Page extract |
§

CFD Simulation of a Low Flow Rate Omni-Directional Aerosol Inlet with Fractionator
BING GUO (1), Andrew R. McFarland (1), Daniel Wise (2)
(1) Texas A&M University, College Station, (2) Edgewood Chemical Biological Center, Aberdeen
Abstract Number: 741
Preference: Platform Presentation
Last modified: May 14, 2010
Working Group: Biological Aerosol Detection and Sampling
An omni-directional inlet is essential to most ambient aerosol sampling systems, but characterizing inlet performance is challenging due to complexity of the flow. The effects of various parameters, such as flow rate, are yet to be better understood. In this study, particle transmission of a 10 L/min omni-directional aerosol inlet, with a fractionator for removing coarse particles, was investigated by CFD simulation using a commercial program, in conjunction with wind tunnel experiments. Three wind speed levels, 2, 8 and 24 km/h, were used in the CFD simulation and experiments; particle aerodynamic diameter ranged from 1 micrometer to over 15 micrometers. The cutoff size, mainly associated with the fractionator, appeared to be very robust, varying from approximately 10.5 micrometers to 11.5 micrometers in the range of wind speed investigated. The CFD-simulated inlet performance agreed well with the experimental results, but the CFD simulation only took a fraction of the time that was necessary to run the experiments. This study reveals some interesting characteristics of low flow rate omni-directional inlets, and it once again demonstrates the value of CFD in understanding complex aerosol flows.

§

What you should do | Copy the abstract on the CFD simulation of the omni-directional aerosol inlet word for word, from its title through its last sentence.

Record set |
§

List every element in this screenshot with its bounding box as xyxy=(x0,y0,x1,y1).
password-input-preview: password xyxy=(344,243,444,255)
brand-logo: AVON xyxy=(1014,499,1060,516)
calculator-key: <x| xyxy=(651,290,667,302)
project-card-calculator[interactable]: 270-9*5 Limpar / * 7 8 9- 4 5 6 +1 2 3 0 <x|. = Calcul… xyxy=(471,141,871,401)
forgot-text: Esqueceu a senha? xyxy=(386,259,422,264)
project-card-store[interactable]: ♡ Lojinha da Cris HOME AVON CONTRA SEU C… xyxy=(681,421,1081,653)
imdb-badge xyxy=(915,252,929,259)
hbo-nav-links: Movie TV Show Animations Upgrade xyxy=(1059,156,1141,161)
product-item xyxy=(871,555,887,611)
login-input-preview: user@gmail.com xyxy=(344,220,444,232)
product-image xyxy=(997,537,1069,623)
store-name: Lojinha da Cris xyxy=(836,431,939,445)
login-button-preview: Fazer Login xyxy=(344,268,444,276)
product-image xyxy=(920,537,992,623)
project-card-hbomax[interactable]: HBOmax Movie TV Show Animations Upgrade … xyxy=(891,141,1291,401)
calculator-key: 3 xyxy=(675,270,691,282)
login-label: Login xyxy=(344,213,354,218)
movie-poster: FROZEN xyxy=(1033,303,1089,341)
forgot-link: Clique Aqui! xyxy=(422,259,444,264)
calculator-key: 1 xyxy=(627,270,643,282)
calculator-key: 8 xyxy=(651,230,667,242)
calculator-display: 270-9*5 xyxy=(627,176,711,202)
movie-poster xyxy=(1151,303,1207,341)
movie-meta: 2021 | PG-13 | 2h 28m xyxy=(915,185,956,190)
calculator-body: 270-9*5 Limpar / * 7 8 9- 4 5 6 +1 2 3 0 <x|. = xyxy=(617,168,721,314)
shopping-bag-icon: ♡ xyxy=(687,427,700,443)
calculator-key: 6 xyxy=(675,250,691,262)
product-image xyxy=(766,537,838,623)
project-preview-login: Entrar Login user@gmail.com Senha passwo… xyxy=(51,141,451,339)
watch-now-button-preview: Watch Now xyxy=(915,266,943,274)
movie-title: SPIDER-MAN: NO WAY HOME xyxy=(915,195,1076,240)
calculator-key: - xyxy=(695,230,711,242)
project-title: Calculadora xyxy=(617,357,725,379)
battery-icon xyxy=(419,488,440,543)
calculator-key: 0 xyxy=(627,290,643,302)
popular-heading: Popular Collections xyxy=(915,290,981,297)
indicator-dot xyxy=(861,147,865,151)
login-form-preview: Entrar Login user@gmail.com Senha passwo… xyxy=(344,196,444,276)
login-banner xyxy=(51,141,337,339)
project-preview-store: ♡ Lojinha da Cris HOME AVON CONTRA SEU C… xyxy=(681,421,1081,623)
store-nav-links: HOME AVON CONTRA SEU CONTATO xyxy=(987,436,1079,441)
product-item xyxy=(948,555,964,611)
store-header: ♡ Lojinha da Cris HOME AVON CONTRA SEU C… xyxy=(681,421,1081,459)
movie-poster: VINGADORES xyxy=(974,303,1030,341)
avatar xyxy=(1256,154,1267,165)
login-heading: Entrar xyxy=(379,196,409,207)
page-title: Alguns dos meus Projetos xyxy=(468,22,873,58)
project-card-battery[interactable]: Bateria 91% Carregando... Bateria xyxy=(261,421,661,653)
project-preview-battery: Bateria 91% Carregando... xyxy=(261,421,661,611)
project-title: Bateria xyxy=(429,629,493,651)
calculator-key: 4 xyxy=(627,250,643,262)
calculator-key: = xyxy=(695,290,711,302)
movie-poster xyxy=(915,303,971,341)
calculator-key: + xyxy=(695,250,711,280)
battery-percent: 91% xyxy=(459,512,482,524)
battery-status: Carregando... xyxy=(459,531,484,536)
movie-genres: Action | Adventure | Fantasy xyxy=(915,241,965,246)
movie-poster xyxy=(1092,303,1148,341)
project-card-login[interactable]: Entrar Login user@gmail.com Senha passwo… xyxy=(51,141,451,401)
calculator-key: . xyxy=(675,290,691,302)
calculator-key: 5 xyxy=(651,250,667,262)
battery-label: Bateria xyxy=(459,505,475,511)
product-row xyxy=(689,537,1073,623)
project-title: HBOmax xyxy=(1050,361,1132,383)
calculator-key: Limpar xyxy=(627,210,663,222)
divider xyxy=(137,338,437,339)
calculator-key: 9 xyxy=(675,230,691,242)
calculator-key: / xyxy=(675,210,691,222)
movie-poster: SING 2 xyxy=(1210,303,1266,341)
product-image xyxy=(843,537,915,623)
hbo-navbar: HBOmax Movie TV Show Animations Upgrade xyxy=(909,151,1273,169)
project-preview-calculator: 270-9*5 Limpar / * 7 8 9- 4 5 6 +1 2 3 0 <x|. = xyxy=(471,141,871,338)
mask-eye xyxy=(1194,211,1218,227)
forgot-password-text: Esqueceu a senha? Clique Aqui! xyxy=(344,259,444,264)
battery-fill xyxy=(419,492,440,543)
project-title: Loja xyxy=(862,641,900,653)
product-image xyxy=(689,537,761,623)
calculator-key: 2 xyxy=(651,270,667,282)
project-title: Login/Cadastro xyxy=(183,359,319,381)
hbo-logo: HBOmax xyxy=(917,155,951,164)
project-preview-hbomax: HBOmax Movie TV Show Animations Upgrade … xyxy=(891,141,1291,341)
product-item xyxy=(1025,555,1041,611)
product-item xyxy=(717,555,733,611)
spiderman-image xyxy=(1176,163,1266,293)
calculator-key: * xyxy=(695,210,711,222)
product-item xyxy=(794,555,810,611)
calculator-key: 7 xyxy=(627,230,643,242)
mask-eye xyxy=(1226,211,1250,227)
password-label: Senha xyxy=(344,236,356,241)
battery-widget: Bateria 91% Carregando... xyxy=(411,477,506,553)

§

Response area |
CFD Simulation of a Low Flow Rate Omni-Directional Aerosol Inlet with Fractionator
BING GUO (1), Andrew R. McFarland (1), Daniel Wise (2)
(1) Texas A&M University, College Station, (2) Edgewood Chemical Biological Center, Aberdeen
Abstract Number: 741
Preference: Platform Presentation
Last modified: May 14, 2010
Working Group: Biological Aerosol Detection and Sampling
An omni-directional inlet is essential to most ambient aerosol sampling systems, but characterizing inlet performance is challenging due to complexity of the flow. The effects of various parameters, such as flow rate, are yet to be better understood. In this study, particle transmission of a 10 L/min omni-directional aerosol inlet, with a fractionator for removing coarse particles, was investigated by CFD simulation using a commercial program, in conjunction with wind tunnel experiments. Three wind speed levels, 2, 8 and 24 km/h, were used in the CFD simulation and experiments; particle aerodynamic diameter ranged from 1 micrometer to over 15 micrometers. The cutoff size, mainly associated with the fractionator, appeared to be very robust, varying from approximately 10.5 micrometers to 11.5 micrometers in the range of wind speed investigated. The CFD-simulated inlet performance agreed well with the experimental results, but the CFD simulation only took a fraction of the time that was necessary to run the experiments. This study reveals some interesting characteristics of low flow rate omni-directional inlets, and it once again demonstrates the value of CFD in understanding complex aerosol flows.